▶ _REQUIRED TASK_
Give the number of lines that hold the string "phone". Nothing else is needed.

▶ _SUPPLIED ENTRIES_

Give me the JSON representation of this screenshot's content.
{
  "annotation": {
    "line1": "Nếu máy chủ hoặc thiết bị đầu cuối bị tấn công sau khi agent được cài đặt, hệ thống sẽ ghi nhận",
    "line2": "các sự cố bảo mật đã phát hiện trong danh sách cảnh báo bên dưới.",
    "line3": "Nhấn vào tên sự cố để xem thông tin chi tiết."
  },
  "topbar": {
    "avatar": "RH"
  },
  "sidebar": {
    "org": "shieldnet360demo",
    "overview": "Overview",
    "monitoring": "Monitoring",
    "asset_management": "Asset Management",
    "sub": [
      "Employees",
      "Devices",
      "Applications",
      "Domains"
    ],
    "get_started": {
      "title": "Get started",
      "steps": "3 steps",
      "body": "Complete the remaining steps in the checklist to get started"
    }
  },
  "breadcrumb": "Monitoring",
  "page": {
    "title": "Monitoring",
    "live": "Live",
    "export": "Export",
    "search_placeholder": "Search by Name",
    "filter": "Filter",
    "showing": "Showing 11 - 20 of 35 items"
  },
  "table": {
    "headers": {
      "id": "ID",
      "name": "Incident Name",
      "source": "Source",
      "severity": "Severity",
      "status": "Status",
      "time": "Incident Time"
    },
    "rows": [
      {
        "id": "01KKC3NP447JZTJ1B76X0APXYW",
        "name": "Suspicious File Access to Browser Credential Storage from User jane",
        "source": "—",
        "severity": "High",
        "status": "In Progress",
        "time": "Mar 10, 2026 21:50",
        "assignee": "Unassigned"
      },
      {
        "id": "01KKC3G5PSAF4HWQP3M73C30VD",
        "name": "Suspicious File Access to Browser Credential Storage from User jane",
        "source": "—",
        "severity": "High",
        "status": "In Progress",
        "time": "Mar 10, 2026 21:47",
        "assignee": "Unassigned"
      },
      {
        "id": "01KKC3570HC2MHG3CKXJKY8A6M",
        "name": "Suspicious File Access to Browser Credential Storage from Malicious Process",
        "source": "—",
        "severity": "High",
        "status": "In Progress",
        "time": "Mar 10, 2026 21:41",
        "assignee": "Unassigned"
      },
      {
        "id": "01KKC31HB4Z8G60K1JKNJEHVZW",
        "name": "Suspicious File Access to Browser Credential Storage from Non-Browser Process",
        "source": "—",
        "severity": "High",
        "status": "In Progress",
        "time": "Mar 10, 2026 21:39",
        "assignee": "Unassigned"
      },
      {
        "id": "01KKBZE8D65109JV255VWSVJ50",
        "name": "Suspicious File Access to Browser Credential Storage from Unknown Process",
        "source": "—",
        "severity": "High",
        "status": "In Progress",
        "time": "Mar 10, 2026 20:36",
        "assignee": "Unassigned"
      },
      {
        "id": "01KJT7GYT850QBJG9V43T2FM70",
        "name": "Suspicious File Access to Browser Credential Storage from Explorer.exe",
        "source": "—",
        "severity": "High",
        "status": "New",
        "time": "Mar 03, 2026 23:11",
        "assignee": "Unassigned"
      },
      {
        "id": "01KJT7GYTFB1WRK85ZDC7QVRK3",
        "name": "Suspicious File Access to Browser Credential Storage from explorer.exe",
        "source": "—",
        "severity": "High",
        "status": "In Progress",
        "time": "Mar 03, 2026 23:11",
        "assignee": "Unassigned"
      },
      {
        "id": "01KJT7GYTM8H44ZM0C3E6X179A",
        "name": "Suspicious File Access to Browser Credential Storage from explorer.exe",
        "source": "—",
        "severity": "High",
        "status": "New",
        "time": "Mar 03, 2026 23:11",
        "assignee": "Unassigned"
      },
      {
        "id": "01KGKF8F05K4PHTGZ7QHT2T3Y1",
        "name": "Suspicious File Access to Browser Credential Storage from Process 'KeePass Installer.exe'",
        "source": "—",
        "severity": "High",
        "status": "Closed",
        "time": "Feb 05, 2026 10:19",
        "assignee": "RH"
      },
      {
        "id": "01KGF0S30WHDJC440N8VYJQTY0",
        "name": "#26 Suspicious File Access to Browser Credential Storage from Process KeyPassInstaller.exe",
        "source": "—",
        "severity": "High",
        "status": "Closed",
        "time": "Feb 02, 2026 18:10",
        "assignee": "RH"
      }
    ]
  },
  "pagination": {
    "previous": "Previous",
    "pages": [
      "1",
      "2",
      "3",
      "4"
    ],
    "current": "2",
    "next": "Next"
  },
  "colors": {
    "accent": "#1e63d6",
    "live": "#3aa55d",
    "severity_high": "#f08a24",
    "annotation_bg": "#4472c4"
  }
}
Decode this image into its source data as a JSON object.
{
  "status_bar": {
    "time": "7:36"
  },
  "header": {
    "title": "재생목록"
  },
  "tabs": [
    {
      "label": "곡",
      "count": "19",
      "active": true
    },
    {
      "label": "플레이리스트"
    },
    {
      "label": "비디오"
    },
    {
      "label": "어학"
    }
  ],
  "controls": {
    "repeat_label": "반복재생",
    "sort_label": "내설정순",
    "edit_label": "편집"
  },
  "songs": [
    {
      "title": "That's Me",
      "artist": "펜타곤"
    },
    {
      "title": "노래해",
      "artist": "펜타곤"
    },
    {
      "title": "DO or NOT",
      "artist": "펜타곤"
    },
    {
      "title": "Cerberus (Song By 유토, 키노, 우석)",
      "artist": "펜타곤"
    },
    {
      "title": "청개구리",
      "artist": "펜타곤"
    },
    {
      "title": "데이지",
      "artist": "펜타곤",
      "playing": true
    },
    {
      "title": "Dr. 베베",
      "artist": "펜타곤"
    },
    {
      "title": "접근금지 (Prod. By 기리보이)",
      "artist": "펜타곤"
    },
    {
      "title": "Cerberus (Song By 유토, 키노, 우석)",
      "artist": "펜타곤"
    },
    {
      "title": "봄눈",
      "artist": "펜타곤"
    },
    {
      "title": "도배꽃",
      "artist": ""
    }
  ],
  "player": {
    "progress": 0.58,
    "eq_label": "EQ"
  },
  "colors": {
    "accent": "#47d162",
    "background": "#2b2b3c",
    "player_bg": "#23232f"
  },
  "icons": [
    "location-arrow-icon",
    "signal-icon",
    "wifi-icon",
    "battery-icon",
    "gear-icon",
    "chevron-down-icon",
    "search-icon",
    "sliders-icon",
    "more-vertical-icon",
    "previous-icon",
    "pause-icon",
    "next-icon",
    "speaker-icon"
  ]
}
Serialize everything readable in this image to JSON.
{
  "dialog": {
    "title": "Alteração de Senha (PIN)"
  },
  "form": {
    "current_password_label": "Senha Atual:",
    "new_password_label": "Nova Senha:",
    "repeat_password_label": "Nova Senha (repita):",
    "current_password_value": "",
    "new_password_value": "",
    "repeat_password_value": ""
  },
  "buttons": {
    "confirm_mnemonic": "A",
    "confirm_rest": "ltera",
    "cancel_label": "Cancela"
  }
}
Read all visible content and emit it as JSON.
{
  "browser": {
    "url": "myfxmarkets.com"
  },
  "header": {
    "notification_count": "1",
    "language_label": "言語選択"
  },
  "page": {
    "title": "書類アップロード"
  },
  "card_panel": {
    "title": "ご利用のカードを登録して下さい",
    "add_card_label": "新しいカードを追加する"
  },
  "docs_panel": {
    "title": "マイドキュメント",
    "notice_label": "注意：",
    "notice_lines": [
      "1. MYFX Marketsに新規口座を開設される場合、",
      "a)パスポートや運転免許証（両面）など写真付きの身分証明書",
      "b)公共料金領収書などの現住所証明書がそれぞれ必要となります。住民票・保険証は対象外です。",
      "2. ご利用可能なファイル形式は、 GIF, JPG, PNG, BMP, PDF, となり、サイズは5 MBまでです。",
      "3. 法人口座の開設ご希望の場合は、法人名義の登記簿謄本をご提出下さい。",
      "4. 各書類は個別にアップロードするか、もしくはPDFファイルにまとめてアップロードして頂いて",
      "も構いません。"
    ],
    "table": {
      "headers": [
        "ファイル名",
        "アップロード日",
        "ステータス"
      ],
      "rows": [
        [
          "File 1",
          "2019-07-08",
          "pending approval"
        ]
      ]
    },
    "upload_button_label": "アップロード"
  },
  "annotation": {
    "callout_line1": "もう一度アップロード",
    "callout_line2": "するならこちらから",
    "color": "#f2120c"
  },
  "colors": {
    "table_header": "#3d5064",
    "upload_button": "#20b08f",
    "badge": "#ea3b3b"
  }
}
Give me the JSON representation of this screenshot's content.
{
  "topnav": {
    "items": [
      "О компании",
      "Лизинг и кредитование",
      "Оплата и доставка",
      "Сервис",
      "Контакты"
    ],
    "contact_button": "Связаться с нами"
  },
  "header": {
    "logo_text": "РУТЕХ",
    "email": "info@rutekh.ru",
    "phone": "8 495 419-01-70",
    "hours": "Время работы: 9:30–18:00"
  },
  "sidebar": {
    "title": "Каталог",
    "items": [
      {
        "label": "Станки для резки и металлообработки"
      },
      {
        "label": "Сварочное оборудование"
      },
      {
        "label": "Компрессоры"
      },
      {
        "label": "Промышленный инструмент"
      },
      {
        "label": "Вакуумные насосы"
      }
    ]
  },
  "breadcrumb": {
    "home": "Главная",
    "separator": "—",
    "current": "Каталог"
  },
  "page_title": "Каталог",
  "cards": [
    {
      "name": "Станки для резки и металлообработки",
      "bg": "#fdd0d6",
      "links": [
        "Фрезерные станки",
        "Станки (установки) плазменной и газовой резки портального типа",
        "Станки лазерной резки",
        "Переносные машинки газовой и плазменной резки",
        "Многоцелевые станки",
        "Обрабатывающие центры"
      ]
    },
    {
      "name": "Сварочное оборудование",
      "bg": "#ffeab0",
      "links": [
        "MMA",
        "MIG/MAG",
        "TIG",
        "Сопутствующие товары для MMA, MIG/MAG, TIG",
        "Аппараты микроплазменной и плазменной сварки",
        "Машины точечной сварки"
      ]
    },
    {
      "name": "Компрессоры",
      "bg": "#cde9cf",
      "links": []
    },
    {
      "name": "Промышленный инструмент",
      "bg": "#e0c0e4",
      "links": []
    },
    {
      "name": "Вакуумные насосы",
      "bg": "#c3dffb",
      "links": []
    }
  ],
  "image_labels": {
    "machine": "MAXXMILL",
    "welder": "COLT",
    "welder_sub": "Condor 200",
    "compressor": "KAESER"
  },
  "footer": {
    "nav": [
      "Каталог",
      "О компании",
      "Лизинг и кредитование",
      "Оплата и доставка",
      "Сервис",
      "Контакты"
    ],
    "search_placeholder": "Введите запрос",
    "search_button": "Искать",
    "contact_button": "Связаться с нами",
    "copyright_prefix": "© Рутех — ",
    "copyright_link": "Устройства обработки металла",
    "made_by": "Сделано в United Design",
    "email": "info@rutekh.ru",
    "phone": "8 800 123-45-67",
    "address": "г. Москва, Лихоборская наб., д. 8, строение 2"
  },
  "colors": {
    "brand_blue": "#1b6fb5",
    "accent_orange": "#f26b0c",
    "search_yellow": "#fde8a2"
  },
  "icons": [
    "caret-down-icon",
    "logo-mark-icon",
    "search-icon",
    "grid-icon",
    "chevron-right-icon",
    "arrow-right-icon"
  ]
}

▶ _REPLY TO THE TASK_
2